What is asked
Gather all lines in the records below that include the word "الإسلام".

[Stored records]

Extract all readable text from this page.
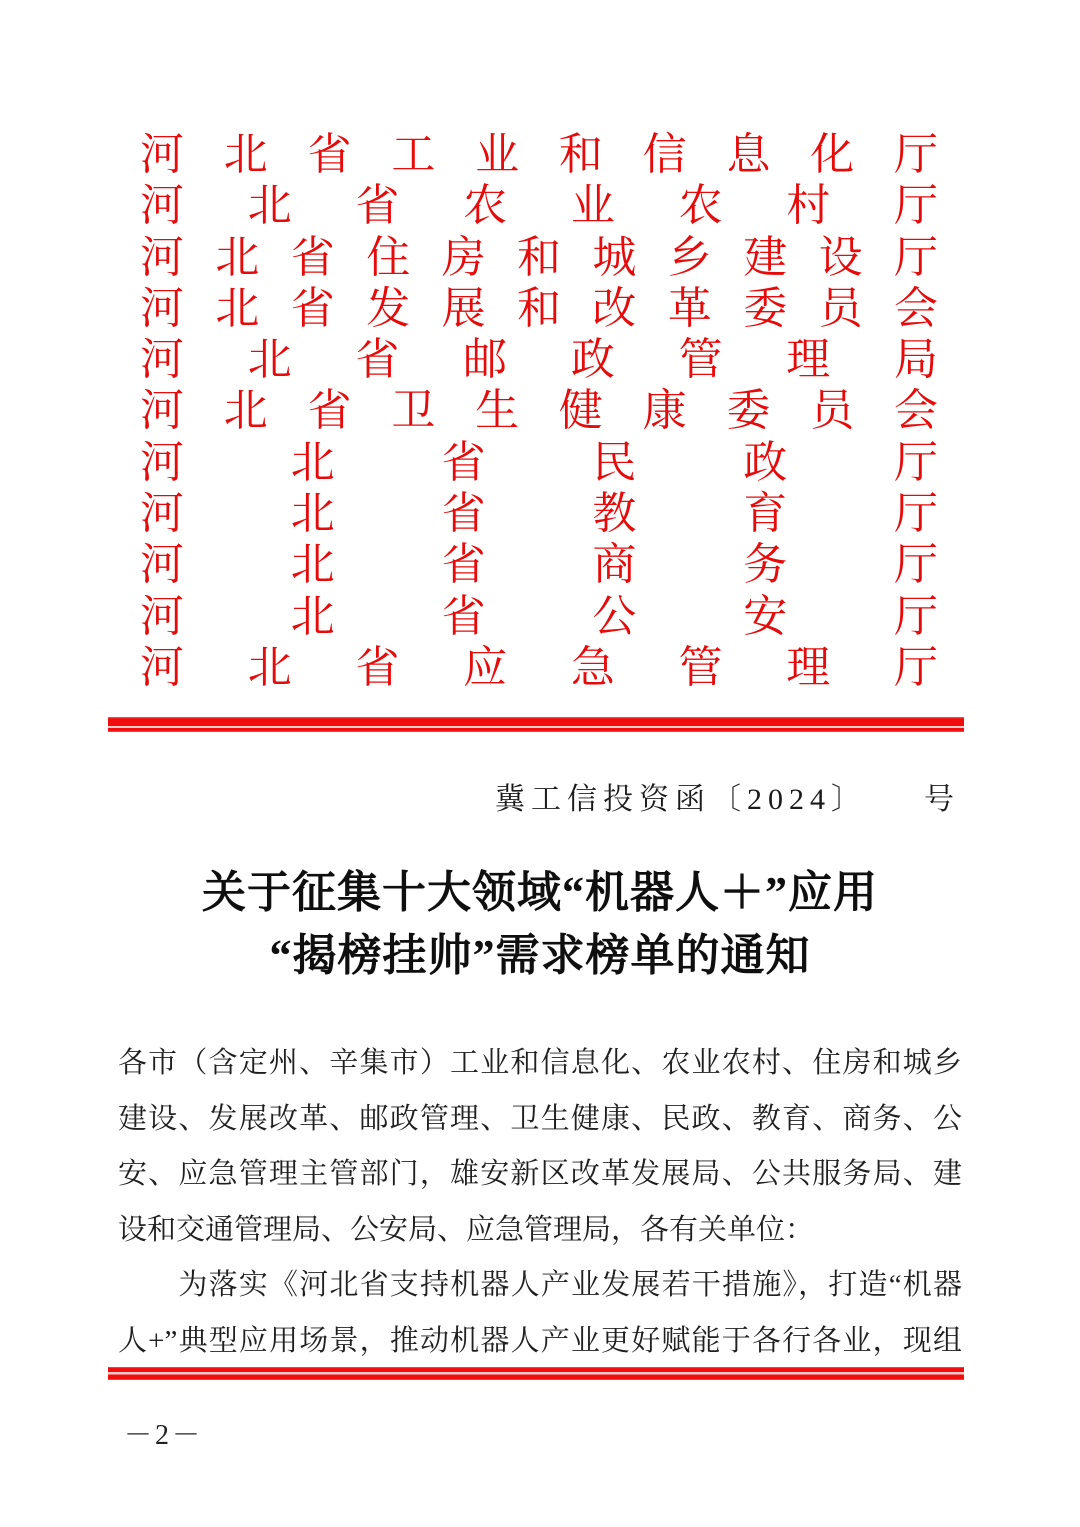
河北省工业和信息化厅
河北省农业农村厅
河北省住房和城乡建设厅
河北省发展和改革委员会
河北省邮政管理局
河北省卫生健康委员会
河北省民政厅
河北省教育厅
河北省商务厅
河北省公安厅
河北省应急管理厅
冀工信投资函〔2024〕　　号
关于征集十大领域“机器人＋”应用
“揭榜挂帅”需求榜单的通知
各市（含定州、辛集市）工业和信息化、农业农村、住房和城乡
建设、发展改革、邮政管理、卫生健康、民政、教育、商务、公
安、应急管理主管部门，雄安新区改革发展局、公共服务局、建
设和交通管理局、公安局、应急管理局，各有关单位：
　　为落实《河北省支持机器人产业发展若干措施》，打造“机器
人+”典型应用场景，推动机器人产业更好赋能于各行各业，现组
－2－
==
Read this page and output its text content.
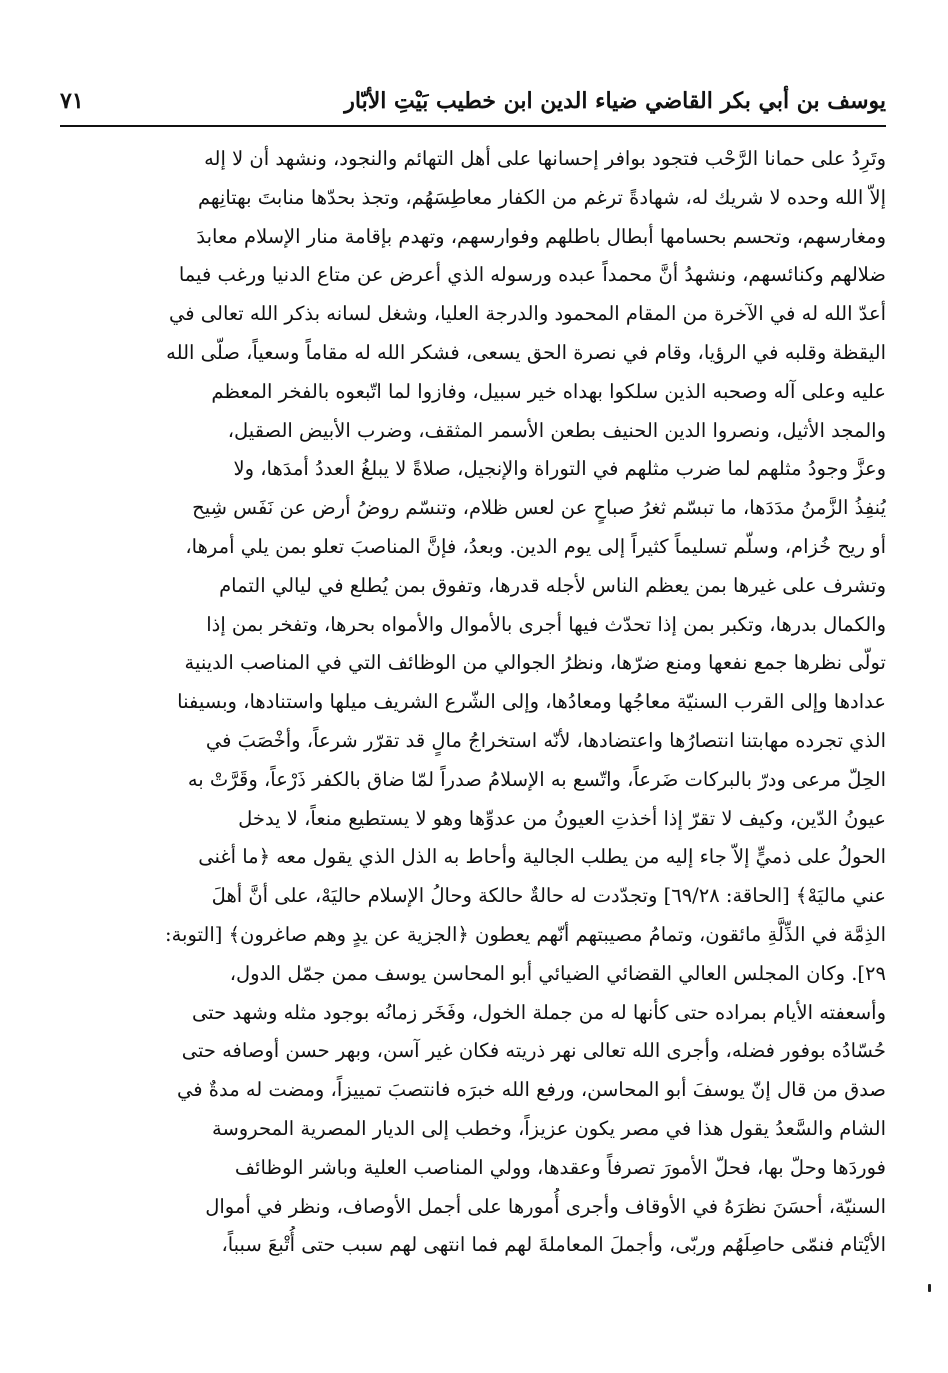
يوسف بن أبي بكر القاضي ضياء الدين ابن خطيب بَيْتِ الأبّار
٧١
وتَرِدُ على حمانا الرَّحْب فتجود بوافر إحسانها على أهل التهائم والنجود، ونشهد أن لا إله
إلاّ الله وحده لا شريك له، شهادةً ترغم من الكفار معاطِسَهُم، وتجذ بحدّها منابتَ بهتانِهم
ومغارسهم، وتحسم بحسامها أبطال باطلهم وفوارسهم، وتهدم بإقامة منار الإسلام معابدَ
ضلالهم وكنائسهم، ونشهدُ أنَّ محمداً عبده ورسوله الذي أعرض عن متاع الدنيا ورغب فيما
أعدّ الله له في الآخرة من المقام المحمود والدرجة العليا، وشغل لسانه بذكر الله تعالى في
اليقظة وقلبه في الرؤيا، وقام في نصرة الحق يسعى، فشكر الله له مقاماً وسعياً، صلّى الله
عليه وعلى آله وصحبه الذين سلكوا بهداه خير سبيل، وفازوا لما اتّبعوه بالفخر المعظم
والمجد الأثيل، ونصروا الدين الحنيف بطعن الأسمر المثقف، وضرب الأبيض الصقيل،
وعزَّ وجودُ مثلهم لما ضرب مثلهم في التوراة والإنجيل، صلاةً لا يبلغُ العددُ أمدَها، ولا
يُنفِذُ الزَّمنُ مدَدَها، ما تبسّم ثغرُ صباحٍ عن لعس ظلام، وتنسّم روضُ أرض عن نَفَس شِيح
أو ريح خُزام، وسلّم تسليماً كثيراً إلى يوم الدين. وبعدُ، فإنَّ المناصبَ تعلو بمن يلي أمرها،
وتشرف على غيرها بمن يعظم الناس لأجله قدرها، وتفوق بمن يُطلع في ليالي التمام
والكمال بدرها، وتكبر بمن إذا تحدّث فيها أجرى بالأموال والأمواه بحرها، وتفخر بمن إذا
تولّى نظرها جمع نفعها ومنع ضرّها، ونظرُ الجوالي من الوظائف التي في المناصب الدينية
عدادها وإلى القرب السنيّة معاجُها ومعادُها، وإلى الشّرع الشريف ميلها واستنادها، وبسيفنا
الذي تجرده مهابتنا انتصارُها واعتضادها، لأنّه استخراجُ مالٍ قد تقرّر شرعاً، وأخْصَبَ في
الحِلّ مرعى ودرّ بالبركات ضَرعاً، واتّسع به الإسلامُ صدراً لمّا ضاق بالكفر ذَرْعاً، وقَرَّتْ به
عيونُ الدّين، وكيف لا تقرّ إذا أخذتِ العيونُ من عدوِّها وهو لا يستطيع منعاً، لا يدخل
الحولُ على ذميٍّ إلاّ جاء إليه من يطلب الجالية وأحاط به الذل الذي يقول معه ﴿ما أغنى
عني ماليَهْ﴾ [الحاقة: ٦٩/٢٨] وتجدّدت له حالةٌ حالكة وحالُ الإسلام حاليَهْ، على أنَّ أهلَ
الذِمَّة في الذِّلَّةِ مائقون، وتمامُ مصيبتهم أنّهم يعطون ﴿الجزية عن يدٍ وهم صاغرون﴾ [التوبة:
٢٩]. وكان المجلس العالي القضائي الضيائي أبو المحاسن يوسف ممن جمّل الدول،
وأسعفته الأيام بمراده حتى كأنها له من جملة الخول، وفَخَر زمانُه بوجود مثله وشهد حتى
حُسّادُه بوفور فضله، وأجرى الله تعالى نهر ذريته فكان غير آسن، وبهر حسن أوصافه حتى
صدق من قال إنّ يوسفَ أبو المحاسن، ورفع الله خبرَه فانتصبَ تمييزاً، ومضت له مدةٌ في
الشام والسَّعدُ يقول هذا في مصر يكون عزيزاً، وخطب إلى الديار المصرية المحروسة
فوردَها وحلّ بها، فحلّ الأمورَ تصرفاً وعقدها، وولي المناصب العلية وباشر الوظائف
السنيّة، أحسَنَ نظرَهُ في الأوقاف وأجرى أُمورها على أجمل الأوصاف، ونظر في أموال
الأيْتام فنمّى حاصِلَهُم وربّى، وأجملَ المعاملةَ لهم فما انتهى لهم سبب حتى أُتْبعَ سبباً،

Result
ومغارسهم، وتحسم بحسامها أبطال باطلهم وفوارسهم، وتهدم بإقامة منار الإسلام معابدَ
الحِلّ مرعى ودرّ بالبركات ضَرعاً، واتّسع به الإسلامُ صدراً لمّا ضاق بالكفر ذَرْعاً، وقَرَّتْ به
عني ماليَهْ﴾ [الحاقة: ٦٩/٢٨] وتجدّدت له حالةٌ حالكة وحالُ الإسلام حاليَهْ، على أنَّ أهلَ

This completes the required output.